[Part of a data file]

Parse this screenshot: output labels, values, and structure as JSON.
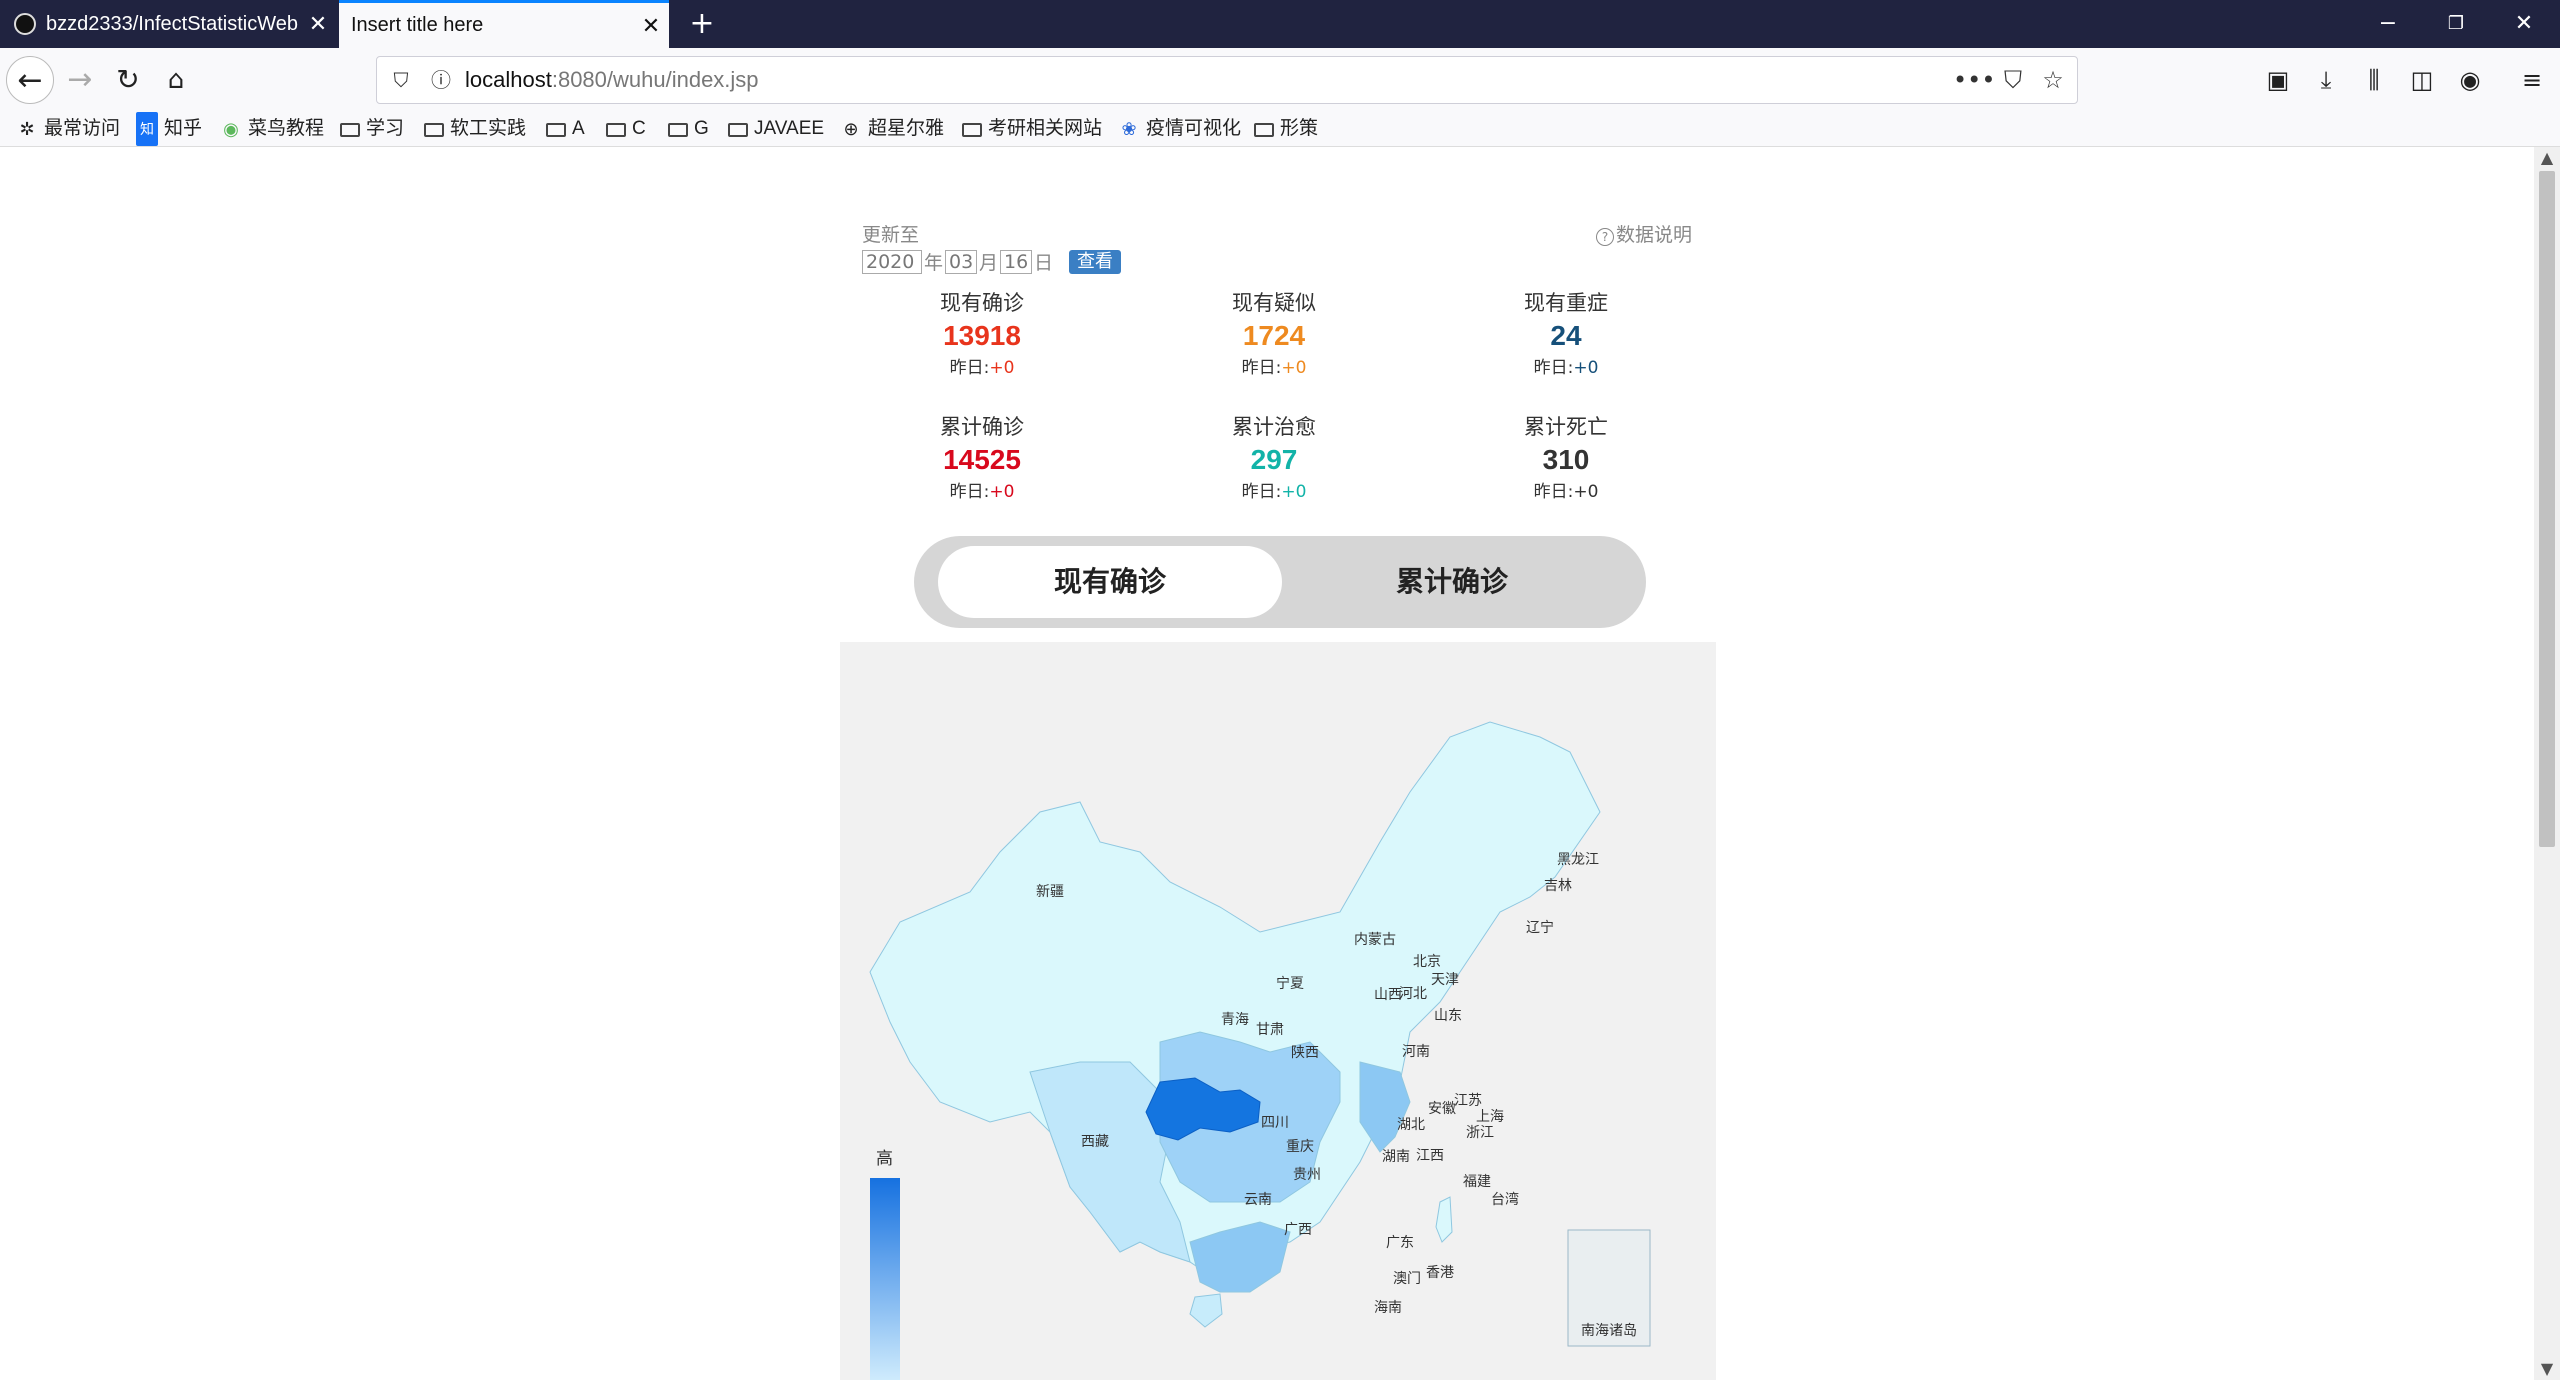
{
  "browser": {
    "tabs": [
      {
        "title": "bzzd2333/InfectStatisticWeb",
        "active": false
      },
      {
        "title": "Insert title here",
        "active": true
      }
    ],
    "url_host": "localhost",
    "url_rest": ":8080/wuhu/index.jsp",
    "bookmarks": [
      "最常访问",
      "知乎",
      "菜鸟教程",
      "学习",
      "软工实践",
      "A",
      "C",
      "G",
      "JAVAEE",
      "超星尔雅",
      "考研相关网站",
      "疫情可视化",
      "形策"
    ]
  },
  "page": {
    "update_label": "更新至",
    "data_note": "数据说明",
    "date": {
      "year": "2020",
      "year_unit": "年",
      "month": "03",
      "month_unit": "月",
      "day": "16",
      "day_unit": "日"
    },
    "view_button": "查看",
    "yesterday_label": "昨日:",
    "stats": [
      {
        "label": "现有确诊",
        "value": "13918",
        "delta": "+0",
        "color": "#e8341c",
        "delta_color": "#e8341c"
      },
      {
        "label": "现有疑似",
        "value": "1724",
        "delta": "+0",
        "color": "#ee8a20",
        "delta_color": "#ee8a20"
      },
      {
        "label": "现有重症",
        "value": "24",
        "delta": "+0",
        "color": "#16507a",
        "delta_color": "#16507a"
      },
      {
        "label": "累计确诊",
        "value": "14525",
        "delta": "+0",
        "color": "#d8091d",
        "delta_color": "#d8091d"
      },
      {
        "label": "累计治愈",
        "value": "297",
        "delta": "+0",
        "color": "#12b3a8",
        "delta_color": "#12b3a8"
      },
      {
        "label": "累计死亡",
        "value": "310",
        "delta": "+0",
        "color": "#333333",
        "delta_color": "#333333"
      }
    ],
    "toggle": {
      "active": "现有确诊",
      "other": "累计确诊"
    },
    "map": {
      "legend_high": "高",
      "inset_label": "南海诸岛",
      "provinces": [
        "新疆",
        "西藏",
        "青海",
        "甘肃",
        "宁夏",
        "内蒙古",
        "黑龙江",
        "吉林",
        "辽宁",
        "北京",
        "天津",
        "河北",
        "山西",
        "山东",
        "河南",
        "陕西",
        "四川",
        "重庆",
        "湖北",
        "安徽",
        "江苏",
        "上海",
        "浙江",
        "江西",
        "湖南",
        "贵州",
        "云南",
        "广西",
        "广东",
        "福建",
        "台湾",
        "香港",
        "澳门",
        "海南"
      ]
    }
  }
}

...

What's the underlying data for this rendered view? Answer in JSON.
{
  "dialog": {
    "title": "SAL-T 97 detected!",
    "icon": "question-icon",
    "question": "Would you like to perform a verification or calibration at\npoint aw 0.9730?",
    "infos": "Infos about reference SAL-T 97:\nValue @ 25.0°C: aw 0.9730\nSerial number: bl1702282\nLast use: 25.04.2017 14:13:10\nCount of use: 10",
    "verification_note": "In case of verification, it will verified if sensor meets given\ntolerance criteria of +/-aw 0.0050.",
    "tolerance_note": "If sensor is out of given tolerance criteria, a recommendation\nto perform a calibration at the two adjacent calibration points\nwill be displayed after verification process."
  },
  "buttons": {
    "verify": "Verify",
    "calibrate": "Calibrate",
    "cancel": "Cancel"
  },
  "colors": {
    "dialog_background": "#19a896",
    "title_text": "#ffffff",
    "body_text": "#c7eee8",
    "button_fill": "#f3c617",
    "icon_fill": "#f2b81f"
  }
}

- EXERCISE DETAILS: Give the count of lines in the listing that hold the word "perform", with no other text.

- RESULT OF THIS EXERCISE: 2